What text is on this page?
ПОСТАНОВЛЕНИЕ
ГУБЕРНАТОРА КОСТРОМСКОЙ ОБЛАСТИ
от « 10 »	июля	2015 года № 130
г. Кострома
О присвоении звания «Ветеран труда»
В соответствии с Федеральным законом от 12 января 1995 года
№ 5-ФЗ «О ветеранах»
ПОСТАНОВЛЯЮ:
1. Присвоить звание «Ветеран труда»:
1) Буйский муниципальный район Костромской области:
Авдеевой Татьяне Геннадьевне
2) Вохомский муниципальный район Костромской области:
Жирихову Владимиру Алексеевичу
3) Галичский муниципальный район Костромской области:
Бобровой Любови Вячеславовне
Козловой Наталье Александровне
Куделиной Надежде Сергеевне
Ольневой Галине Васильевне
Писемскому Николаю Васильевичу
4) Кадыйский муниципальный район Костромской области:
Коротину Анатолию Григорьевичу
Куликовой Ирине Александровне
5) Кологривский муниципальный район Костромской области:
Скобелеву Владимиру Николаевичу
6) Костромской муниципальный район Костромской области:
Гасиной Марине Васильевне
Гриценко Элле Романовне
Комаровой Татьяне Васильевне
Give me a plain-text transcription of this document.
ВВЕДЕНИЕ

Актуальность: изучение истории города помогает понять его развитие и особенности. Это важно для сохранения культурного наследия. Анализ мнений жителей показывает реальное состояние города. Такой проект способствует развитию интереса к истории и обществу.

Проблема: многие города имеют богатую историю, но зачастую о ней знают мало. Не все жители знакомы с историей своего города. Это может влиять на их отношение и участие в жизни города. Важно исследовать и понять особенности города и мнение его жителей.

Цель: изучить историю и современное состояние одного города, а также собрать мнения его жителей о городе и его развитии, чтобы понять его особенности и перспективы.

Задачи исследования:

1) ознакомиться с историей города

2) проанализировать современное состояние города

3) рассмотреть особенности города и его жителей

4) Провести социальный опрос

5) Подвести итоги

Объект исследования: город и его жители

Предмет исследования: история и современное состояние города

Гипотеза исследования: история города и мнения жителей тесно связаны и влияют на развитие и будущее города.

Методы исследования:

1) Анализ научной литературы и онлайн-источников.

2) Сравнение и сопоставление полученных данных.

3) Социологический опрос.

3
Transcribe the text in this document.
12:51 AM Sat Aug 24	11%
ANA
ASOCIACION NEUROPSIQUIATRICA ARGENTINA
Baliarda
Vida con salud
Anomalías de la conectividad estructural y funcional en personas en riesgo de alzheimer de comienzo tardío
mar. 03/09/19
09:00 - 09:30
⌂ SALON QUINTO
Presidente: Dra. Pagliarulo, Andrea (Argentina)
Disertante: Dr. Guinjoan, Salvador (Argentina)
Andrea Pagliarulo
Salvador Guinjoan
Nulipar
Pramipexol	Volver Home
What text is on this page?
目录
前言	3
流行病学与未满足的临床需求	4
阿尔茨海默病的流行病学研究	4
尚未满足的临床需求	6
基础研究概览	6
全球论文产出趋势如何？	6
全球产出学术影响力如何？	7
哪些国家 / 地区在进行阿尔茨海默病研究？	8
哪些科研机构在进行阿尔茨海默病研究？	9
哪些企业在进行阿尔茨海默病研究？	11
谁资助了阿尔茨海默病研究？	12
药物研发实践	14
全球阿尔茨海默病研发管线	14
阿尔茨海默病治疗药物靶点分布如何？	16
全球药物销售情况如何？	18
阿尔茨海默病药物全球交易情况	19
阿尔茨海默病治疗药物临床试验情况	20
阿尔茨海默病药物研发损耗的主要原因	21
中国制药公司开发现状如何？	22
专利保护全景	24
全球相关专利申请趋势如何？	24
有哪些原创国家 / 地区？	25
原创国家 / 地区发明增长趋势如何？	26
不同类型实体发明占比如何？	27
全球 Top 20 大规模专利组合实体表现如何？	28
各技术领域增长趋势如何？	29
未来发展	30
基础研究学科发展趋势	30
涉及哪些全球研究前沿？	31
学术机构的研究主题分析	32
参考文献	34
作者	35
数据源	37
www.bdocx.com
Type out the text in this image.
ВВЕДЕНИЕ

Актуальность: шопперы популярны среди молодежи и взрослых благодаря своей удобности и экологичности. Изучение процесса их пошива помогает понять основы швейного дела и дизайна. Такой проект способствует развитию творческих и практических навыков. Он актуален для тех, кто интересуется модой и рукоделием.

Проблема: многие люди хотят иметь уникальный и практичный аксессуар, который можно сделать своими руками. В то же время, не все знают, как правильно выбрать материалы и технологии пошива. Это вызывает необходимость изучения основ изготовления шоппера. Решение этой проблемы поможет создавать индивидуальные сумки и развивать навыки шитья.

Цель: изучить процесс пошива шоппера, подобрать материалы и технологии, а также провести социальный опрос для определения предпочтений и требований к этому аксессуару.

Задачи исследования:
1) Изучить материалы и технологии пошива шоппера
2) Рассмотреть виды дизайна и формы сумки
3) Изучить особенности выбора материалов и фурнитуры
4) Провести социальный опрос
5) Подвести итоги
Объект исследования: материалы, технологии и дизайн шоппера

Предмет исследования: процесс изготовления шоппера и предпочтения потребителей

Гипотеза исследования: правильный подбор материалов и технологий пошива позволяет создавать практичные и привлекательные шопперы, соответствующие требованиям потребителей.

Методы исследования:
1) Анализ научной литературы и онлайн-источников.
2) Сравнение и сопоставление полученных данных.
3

_Directions:_ Repeat the records above exactly.

_The response:_
What text is on this page?
ПОСТАНОВЛЕНИЕ
ГУБЕРНАТОРА КОСТРОМСКОЙ ОБЛАСТИ
от « 10 »	июля	2015 года № 130
г. Кострома
О присвоении звания «Ветеран труда»
В соответствии с Федеральным законом от 12 января 1995 года
№ 5-ФЗ «О ветеранах»
ПОСТАНОВЛЯЮ:
1. Присвоить звание «Ветеран труда»:
1) Буйский муниципальный район Костромской области:
Авдеевой Татьяне Геннадьевне
2) Вохомский муниципальный район Костромской области:
Жирихову Владимиру Алексеевичу
3) Галичский муниципальный район Костромской области:
Бобровой Любови Вячеславовне
Козловой Наталье Александровне
Куделиной Надежде Сергеевне
Ольневой Галине Васильевне
Писемскому Николаю Васильевичу
4) Кадыйский муниципальный район Костромской области:
Коротину Анатолию Григорьевичу
Куликовой Ирине Александровне
5) Кологривский муниципальный район Костромской области:
Скобелеву Владимиру Николаевичу
6) Костромской муниципальный район Костромской области:
Гасиной Марине Васильевне
Гриценко Элле Романовне
Комаровой Татьяне Васильевне
Give me a plain-text transcription of this document.
ВВЕДЕНИЕ

Актуальность: изучение истории города помогает понять его развитие и особенности. Это важно для сохранения культурного наследия. Анализ мнений жителей показывает реальное состояние города. Такой проект способствует развитию интереса к истории и обществу.

Проблема: многие города имеют богатую историю, но зачастую о ней знают мало. Не все жители знакомы с историей своего города. Это может влиять на их отношение и участие в жизни города. Важно исследовать и понять особенности города и мнение его жителей.

Цель: изучить историю и современное состояние одного города, а также собрать мнения его жителей о городе и его развитии, чтобы понять его особенности и перспективы.

Задачи исследования:

1) ознакомиться с историей города

2) проанализировать современное состояние города

3) рассмотреть особенности города и его жителей

4) Провести социальный опрос

5) Подвести итоги

Объект исследования: город и его жители

Предмет исследования: история и современное состояние города

Гипотеза исследования: история города и мнения жителей тесно связаны и влияют на развитие и будущее города.

Методы исследования:

1) Анализ научной литературы и онлайн-источников.

2) Сравнение и сопоставление полученных данных.

3) Социологический опрос.

3
Transcribe the text in this document.
12:51 AM Sat Aug 24	11%
ANA
ASOCIACION NEUROPSIQUIATRICA ARGENTINA
Baliarda
Vida con salud
Anomalías de la conectividad estructural y funcional en personas en riesgo de alzheimer de comienzo tardío
mar. 03/09/19
09:00 - 09:30
⌂ SALON QUINTO
Presidente: Dra. Pagliarulo, Andrea (Argentina)
Disertante: Dr. Guinjoan, Salvador (Argentina)
Andrea Pagliarulo
Salvador Guinjoan
Nulipar
Pramipexol	Volver Home
What text is on this page?
目录
前言	3
流行病学与未满足的临床需求	4
阿尔茨海默病的流行病学研究	4
尚未满足的临床需求	6
基础研究概览	6
全球论文产出趋势如何？	6
全球产出学术影响力如何？	7
哪些国家 / 地区在进行阿尔茨海默病研究？	8
哪些科研机构在进行阿尔茨海默病研究？	9
哪些企业在进行阿尔茨海默病研究？	11
谁资助了阿尔茨海默病研究？	12
药物研发实践	14
全球阿尔茨海默病研发管线	14
阿尔茨海默病治疗药物靶点分布如何？	16
全球药物销售情况如何？	18
阿尔茨海默病药物全球交易情况	19
阿尔茨海默病治疗药物临床试验情况	20
阿尔茨海默病药物研发损耗的主要原因	21
中国制药公司开发现状如何？	22
专利保护全景	24
全球相关专利申请趋势如何？	24
有哪些原创国家 / 地区？	25
原创国家 / 地区发明增长趋势如何？	26
不同类型实体发明占比如何？	27
全球 Top 20 大规模专利组合实体表现如何？	28
各技术领域增长趋势如何？	29
未来发展	30
基础研究学科发展趋势	30
涉及哪些全球研究前沿？	31
学术机构的研究主题分析	32
参考文献	34
作者	35
数据源	37
www.bdocx.com
Type out the text in this image.
ВВЕДЕНИЕ

Актуальность: шопперы популярны среди молодежи и взрослых благодаря своей удобности и экологичности. Изучение процесса их пошива помогает понять основы швейного дела и дизайна. Такой проект способствует развитию творческих и практических навыков. Он актуален для тех, кто интересуется модой и рукоделием.

Проблема: многие люди хотят иметь уникальный и практичный аксессуар, который можно сделать своими руками. В то же время, не все знают, как правильно выбрать материалы и технологии пошива. Это вызывает необходимость изучения основ изготовления шоппера. Решение этой проблемы поможет создавать индивидуальные сумки и развивать навыки шитья.

Цель: изучить процесс пошива шоппера, подобрать материалы и технологии, а также провести социальный опрос для определения предпочтений и требований к этому аксессуару.

Задачи исследования:
1) Изучить материалы и технологии пошива шоппера
2) Рассмотреть виды дизайна и формы сумки
3) Изучить особенности выбора материалов и фурнитуры
4) Провести социальный опрос
5) Подвести итоги
Объект исследования: материалы, технологии и дизайн шоппера

Предмет исследования: процесс изготовления шоппера и предпочтения потребителей

Гипотеза исследования: правильный подбор материалов и технологий пошива позволяет создавать практичные и привлекательные шопперы, соответствующие требованиям потребителей.

Методы исследования:
1) Анализ научной литературы и онлайн-источников.
2) Сравнение и сопоставление полученных данных.
3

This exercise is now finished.